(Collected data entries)
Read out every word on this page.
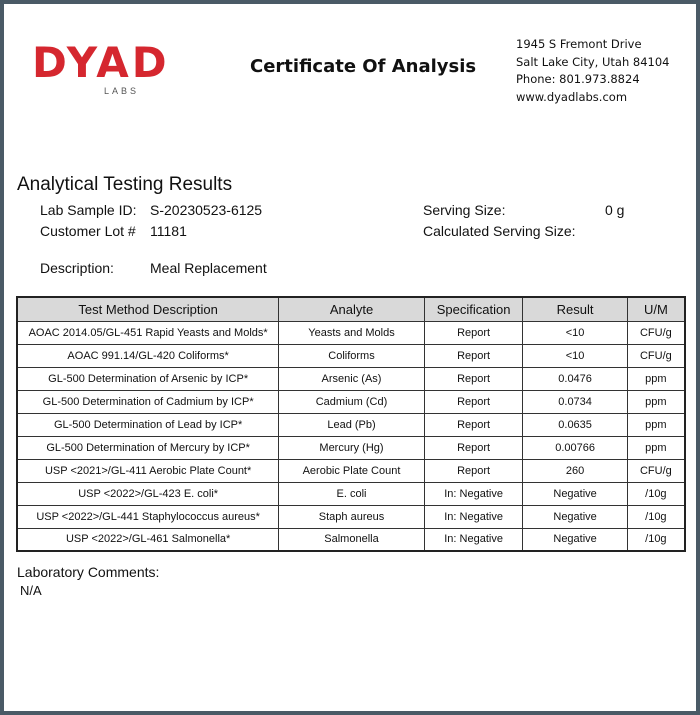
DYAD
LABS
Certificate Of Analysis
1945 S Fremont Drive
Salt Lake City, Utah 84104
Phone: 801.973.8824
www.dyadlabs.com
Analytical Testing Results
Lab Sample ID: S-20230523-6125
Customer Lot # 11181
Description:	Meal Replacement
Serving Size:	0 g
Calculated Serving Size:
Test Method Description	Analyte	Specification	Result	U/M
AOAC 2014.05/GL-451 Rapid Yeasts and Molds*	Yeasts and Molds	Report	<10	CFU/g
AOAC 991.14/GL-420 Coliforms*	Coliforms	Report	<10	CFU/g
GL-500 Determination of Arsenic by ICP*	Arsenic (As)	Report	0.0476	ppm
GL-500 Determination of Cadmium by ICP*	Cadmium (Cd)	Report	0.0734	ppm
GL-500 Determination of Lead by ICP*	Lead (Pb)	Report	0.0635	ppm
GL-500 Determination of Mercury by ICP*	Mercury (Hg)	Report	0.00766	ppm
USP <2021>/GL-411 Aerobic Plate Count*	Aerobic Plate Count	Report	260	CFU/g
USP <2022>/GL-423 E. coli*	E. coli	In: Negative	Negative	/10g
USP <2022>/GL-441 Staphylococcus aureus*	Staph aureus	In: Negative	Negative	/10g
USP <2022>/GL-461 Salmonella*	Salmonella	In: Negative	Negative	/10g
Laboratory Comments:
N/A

Exercise. Leave out the pictures and transcribe everything else exactly.

The completed task.
Read out every word on this page.
DYAD
LABS
Certificate Of Analysis
1945 S Fremont Drive
Salt Lake City, Utah 84104
Phone: 801.973.8824
www.dyadlabs.com
Analytical Testing Results
Lab Sample ID: S-20230523-6125
Customer Lot # 11181
Description:	Meal Replacement
Serving Size:	0 g
Calculated Serving Size:
Test Method Description	Analyte	Specification	Result	U/M
AOAC 2014.05/GL-451 Rapid Yeasts and Molds*	Yeasts and Molds	Report	<10	CFU/g
AOAC 991.14/GL-420 Coliforms*	Coliforms	Report	<10	CFU/g
GL-500 Determination of Arsenic by ICP*	Arsenic (As)	Report	0.0476	ppm
GL-500 Determination of Cadmium by ICP*	Cadmium (Cd)	Report	0.0734	ppm
GL-500 Determination of Lead by ICP*	Lead (Pb)	Report	0.0635	ppm
GL-500 Determination of Mercury by ICP*	Mercury (Hg)	Report	0.00766	ppm
USP <2021>/GL-411 Aerobic Plate Count*	Aerobic Plate Count	Report	260	CFU/g
USP <2022>/GL-423 E. coli*	E. coli	In: Negative	Negative	/10g
USP <2022>/GL-441 Staphylococcus aureus*	Staph aureus	In: Negative	Negative	/10g
USP <2022>/GL-461 Salmonella*	Salmonella	In: Negative	Negative	/10g
Laboratory Comments:
N/A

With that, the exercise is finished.